Data extracted from a collection:
+++

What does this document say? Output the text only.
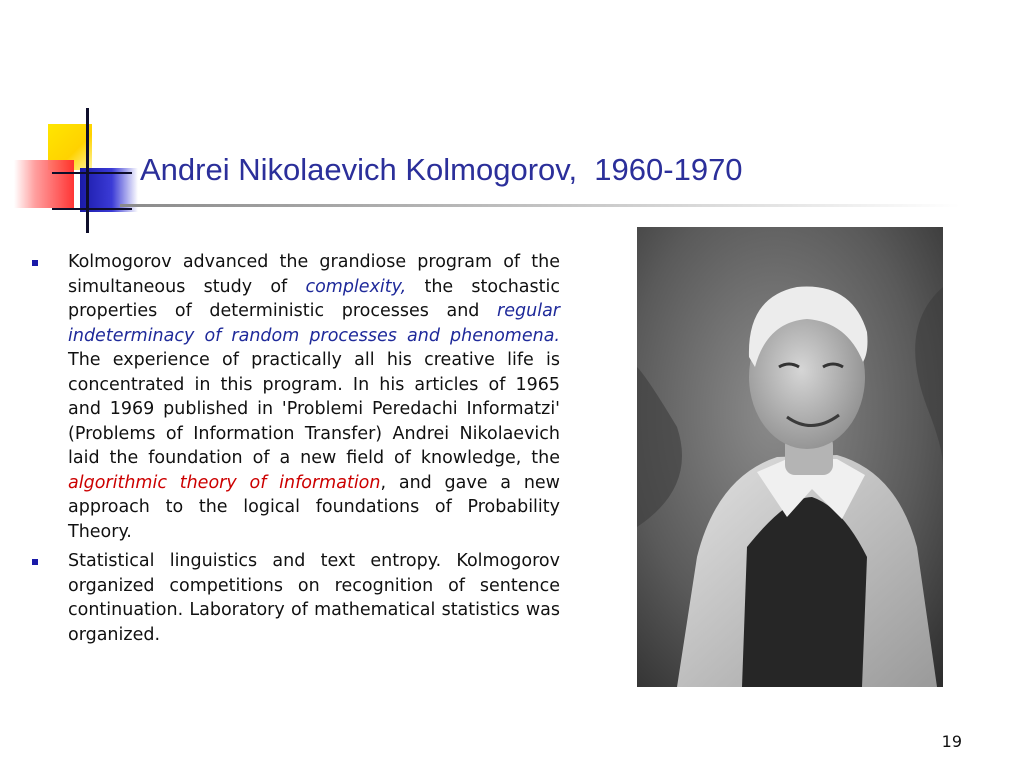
Andrei Nikolaevich Kolmogorov,  1960-1970
Kolmogorov advanced the grandiose program of the simultaneous study of complexity, the stochastic properties of deterministic processes and regular indeterminacy of random processes and phenomena. The experience of practically all his creative life is concentrated in this program. In his articles of 1965 and 1969 published in 'Problemi Peredachi Informatzi' (Problems of Information Transfer) Andrei Nikolaevich laid the foundation of a new field of knowledge, the algorithmic theory of information, and gave a new approach to the logical foundations of Probability Theory.
Statistical linguistics and text entropy. Kolmogorov organized competitions on recognition of sentence continuation. Laboratory of mathematical statistics was organized.
19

+++

● WORK TO DO
Repeat the records word for word. Any picture in them should be left out.

● FINAL RESULT
What does this document say? Output the text only.
Andrei Nikolaevich Kolmogorov,  1960-1970
Kolmogorov advanced the grandiose program of the simultaneous study of complexity, the stochastic properties of deterministic processes and regular indeterminacy of random processes and phenomena. The experience of practically all his creative life is concentrated in this program. In his articles of 1965 and 1969 published in 'Problemi Peredachi Informatzi' (Problems of Information Transfer) Andrei Nikolaevich laid the foundation of a new field of knowledge, the algorithmic theory of information, and gave a new approach to the logical foundations of Probability Theory.
Statistical linguistics and text entropy. Kolmogorov organized competitions on recognition of sentence continuation. Laboratory of mathematical statistics was organized.
19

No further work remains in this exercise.